'''

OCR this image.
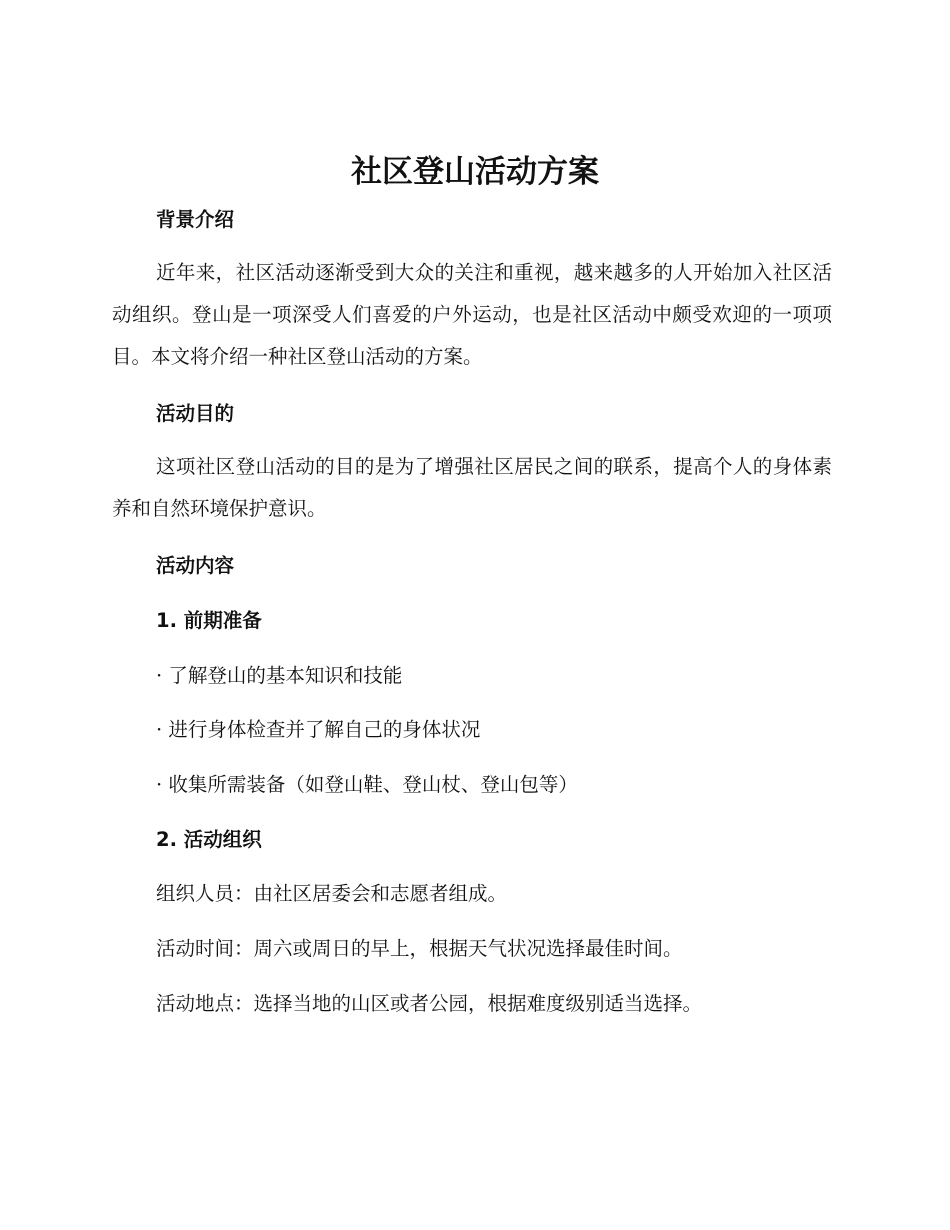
社区登山活动方案
背景介绍

近年来，社区活动逐渐受到大众的关注和重视，越来越多的人开始加入社区活动组织。登山是一项深受人们喜爱的户外运动，也是社区活动中颇受欢迎的一项项目。本文将介绍一种社区登山活动的方案。

活动目的

这项社区登山活动的目的是为了增强社区居民之间的联系，提高个人的身体素养和自然环境保护意识。

活动内容
1. 前期准备

· 了解登山的基本知识和技能

· 进行身体检查并了解自己的身体状况

· 收集所需装备（如登山鞋、登山杖、登山包等）

2. 活动组织

组织人员：由社区居委会和志愿者组成。

活动时间：周六或周日的早上，根据天气状况选择最佳时间。

活动地点：选择当地的山区或者公园，根据难度级别适当选择。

'''

YOUR INSTRUCTIONS: Pictures are not part of the copy; output everything else in the records exactly.

REPLY TO THE TASK:
OCR this image.
社区登山活动方案
背景介绍

近年来，社区活动逐渐受到大众的关注和重视，越来越多的人开始加入社区活动组织。登山是一项深受人们喜爱的户外运动，也是社区活动中颇受欢迎的一项项目。本文将介绍一种社区登山活动的方案。

活动目的

这项社区登山活动的目的是为了增强社区居民之间的联系，提高个人的身体素养和自然环境保护意识。

活动内容
1. 前期准备

· 了解登山的基本知识和技能

· 进行身体检查并了解自己的身体状况

· 收集所需装备（如登山鞋、登山杖、登山包等）

2. 活动组织

组织人员：由社区居委会和志愿者组成。

活动时间：周六或周日的早上，根据天气状况选择最佳时间。

活动地点：选择当地的山区或者公园，根据难度级别适当选择。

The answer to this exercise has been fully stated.